- _Prompt_
Search the data below for the word "Station" and copy each line that holds it.

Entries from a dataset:
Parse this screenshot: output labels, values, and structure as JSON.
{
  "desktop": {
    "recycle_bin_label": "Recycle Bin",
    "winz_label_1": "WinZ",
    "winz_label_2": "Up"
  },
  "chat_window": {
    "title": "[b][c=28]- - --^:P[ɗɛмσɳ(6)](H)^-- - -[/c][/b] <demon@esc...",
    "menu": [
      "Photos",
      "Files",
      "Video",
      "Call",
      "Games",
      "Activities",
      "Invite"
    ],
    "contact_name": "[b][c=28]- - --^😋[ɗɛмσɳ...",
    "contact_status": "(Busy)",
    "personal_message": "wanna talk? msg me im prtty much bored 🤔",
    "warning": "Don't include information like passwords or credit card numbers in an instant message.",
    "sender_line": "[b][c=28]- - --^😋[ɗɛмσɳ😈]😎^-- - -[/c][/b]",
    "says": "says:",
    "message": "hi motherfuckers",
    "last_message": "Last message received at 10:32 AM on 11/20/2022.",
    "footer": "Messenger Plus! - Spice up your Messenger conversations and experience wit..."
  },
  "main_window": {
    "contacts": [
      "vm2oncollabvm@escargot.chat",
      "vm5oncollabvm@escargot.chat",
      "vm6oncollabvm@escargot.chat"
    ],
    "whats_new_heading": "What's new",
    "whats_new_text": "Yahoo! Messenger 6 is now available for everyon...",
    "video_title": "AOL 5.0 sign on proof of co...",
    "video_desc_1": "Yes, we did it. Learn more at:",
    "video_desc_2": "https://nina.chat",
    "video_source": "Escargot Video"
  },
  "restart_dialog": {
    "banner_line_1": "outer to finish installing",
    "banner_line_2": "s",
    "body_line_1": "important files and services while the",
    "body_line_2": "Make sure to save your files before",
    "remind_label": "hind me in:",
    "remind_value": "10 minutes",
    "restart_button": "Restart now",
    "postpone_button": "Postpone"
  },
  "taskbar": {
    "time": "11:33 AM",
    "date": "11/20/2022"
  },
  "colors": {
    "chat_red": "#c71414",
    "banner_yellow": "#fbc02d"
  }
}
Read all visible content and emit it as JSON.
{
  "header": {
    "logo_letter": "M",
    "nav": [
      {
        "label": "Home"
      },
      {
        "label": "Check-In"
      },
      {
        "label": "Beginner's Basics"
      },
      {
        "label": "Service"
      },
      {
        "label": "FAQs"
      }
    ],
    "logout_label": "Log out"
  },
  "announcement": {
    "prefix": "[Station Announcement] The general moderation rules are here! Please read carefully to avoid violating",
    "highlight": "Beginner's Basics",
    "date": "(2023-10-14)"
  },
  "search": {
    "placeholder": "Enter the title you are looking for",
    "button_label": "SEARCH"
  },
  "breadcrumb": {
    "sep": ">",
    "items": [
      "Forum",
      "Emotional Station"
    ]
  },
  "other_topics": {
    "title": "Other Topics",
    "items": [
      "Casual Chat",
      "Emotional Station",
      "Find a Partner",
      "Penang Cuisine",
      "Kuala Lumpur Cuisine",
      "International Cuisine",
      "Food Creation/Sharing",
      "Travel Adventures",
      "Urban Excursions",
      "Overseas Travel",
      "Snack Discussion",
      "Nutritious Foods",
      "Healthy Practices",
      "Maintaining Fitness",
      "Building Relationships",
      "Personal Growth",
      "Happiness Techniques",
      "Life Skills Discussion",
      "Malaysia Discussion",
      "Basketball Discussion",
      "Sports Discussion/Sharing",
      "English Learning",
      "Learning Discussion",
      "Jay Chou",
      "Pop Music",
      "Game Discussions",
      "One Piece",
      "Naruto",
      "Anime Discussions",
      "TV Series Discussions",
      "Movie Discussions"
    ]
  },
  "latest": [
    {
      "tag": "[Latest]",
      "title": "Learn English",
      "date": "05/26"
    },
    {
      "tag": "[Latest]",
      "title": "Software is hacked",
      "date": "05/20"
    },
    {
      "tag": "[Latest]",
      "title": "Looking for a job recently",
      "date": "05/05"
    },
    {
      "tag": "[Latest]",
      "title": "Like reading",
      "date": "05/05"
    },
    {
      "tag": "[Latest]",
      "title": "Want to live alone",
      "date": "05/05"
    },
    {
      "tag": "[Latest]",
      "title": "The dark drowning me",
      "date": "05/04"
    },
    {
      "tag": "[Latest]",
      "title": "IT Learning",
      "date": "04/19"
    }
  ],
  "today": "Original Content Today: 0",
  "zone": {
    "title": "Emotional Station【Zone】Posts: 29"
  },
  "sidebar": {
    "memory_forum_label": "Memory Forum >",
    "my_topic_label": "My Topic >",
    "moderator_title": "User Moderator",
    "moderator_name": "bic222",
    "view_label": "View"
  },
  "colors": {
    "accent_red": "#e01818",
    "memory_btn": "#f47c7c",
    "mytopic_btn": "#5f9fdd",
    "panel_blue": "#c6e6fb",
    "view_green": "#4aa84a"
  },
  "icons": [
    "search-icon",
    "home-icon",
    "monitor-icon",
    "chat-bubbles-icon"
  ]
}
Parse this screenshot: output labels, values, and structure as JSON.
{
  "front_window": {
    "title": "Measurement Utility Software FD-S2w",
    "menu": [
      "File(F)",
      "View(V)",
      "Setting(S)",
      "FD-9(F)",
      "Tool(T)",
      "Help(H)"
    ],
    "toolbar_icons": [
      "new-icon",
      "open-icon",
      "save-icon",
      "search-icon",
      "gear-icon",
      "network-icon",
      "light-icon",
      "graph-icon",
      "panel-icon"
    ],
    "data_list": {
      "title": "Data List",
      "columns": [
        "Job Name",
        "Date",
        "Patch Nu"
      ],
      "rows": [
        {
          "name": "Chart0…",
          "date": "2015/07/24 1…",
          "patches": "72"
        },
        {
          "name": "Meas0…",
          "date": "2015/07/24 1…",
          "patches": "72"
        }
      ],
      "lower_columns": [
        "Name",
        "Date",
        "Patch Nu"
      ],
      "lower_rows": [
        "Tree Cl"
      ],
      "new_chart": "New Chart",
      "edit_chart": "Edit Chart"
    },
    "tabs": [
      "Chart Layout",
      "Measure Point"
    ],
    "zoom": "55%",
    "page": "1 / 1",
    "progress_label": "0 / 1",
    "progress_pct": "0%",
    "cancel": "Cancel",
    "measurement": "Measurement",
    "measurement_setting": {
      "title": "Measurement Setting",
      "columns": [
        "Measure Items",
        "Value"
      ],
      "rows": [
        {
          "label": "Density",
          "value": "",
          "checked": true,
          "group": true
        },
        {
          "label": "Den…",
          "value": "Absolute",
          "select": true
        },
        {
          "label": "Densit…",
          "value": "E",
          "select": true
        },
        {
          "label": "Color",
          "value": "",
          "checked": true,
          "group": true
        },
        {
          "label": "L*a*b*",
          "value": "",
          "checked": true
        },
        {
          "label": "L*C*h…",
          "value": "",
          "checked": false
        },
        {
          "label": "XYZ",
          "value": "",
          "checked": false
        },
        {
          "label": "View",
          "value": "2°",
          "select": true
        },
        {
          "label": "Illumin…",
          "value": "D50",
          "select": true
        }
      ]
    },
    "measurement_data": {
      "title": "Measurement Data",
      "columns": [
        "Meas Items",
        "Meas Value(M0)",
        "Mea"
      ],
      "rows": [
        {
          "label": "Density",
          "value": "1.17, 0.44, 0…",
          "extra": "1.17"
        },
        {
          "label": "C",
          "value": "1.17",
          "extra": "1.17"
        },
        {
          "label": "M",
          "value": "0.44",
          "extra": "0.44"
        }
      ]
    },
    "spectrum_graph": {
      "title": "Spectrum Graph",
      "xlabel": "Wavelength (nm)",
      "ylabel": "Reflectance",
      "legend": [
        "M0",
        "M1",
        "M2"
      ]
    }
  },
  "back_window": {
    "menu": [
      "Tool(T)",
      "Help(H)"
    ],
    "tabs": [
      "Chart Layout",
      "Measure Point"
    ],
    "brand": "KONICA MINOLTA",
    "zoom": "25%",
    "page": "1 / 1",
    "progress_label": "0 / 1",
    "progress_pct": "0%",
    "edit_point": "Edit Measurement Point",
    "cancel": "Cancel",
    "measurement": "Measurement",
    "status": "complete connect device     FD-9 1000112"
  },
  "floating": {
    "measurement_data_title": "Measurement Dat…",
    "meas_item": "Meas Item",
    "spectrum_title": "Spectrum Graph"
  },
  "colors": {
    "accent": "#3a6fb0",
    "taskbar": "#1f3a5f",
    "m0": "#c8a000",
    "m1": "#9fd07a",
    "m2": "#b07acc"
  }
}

- _The reply_
    "prefix": "[Station Announcement] The general moderation rules are here! Please read carefully to avoid violating",
      "Emotional Station"
      "Emotional Station",
    "title": "Emotional Station【Zone】Posts: 29"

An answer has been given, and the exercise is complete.